Reply with one number: how many lines contain the word "avtalen".

**Collected data**
— BEGIN —
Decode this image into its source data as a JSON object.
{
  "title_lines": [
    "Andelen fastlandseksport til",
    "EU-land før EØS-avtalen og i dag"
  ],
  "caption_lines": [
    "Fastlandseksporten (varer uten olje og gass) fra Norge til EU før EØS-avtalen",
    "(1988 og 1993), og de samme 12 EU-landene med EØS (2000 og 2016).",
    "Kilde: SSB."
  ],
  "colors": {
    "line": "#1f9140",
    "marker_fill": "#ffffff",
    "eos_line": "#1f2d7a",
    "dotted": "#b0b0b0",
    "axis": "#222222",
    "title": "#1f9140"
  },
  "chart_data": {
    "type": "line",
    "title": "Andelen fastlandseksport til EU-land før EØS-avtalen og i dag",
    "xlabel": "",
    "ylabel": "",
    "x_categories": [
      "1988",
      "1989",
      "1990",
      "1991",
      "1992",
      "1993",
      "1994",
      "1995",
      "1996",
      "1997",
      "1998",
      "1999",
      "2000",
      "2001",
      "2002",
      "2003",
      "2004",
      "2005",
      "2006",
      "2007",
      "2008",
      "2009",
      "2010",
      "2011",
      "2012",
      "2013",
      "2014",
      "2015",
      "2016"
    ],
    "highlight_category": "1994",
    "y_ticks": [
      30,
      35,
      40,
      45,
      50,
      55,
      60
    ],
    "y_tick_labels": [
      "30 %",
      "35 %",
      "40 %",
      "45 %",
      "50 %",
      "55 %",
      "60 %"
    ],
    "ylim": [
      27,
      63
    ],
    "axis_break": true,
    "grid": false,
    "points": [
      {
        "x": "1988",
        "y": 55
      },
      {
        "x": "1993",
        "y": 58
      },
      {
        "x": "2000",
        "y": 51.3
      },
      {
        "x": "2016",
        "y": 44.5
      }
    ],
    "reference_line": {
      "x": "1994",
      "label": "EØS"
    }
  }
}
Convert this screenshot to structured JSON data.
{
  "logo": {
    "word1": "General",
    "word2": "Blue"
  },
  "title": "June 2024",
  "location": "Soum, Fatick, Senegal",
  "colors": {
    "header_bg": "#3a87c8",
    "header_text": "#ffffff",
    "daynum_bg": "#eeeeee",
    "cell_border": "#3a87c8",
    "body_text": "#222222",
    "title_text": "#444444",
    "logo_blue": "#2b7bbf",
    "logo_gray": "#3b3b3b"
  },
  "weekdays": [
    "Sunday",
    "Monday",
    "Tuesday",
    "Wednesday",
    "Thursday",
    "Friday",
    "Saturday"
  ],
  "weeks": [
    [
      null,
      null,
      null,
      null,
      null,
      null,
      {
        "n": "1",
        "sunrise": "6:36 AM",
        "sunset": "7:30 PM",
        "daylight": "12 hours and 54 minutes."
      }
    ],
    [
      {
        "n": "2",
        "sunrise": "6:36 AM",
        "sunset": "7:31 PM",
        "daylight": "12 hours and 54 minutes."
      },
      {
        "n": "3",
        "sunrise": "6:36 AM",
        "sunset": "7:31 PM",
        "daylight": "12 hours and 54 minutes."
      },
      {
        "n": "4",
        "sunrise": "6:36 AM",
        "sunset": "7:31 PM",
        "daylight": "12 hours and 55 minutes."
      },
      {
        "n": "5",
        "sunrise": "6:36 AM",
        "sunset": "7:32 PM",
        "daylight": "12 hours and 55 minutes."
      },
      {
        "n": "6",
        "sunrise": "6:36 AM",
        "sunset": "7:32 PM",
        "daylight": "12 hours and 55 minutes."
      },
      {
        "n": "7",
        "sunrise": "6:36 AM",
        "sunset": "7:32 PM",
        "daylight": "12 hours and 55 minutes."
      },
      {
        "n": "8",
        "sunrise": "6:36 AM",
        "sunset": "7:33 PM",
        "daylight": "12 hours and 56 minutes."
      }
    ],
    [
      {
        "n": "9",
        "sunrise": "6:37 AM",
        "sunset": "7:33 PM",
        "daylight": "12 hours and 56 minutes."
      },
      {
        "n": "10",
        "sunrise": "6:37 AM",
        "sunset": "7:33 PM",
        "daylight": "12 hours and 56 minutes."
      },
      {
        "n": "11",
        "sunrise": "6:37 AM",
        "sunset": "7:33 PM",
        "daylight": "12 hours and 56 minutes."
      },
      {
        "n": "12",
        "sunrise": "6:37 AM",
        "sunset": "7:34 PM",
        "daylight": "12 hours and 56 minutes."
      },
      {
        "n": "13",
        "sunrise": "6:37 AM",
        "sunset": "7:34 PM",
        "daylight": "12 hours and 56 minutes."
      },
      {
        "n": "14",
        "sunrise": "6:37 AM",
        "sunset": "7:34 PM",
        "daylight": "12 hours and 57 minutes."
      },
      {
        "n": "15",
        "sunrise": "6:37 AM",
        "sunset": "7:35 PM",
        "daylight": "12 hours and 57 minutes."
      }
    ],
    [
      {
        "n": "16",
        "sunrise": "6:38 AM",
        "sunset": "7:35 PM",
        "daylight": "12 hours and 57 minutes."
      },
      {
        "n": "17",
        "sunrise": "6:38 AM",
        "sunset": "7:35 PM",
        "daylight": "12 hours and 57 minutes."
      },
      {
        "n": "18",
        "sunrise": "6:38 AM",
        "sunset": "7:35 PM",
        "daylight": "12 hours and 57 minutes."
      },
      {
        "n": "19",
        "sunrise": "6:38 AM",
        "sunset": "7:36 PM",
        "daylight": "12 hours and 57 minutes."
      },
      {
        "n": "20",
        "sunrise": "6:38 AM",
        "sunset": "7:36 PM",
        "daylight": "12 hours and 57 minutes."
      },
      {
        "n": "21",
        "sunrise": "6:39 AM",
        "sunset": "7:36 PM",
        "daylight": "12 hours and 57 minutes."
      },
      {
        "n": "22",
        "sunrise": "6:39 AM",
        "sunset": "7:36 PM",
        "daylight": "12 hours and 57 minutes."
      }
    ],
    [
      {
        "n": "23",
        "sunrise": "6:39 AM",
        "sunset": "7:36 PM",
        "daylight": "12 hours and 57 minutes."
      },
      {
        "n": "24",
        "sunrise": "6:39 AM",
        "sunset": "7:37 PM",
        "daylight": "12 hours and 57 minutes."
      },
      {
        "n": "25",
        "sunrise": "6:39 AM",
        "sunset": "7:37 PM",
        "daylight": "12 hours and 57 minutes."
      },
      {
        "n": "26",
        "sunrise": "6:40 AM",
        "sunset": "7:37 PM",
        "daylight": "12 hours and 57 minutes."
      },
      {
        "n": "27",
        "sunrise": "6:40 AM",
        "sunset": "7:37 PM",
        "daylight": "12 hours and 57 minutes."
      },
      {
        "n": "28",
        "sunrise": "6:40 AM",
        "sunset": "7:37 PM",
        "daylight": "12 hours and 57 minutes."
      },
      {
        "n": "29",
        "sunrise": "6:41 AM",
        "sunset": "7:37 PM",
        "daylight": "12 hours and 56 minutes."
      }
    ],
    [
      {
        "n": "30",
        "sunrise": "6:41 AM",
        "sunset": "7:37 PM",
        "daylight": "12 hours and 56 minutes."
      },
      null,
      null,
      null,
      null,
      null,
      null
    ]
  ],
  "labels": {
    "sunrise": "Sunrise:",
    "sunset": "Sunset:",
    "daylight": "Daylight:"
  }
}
— END —
**Answer for the task**
3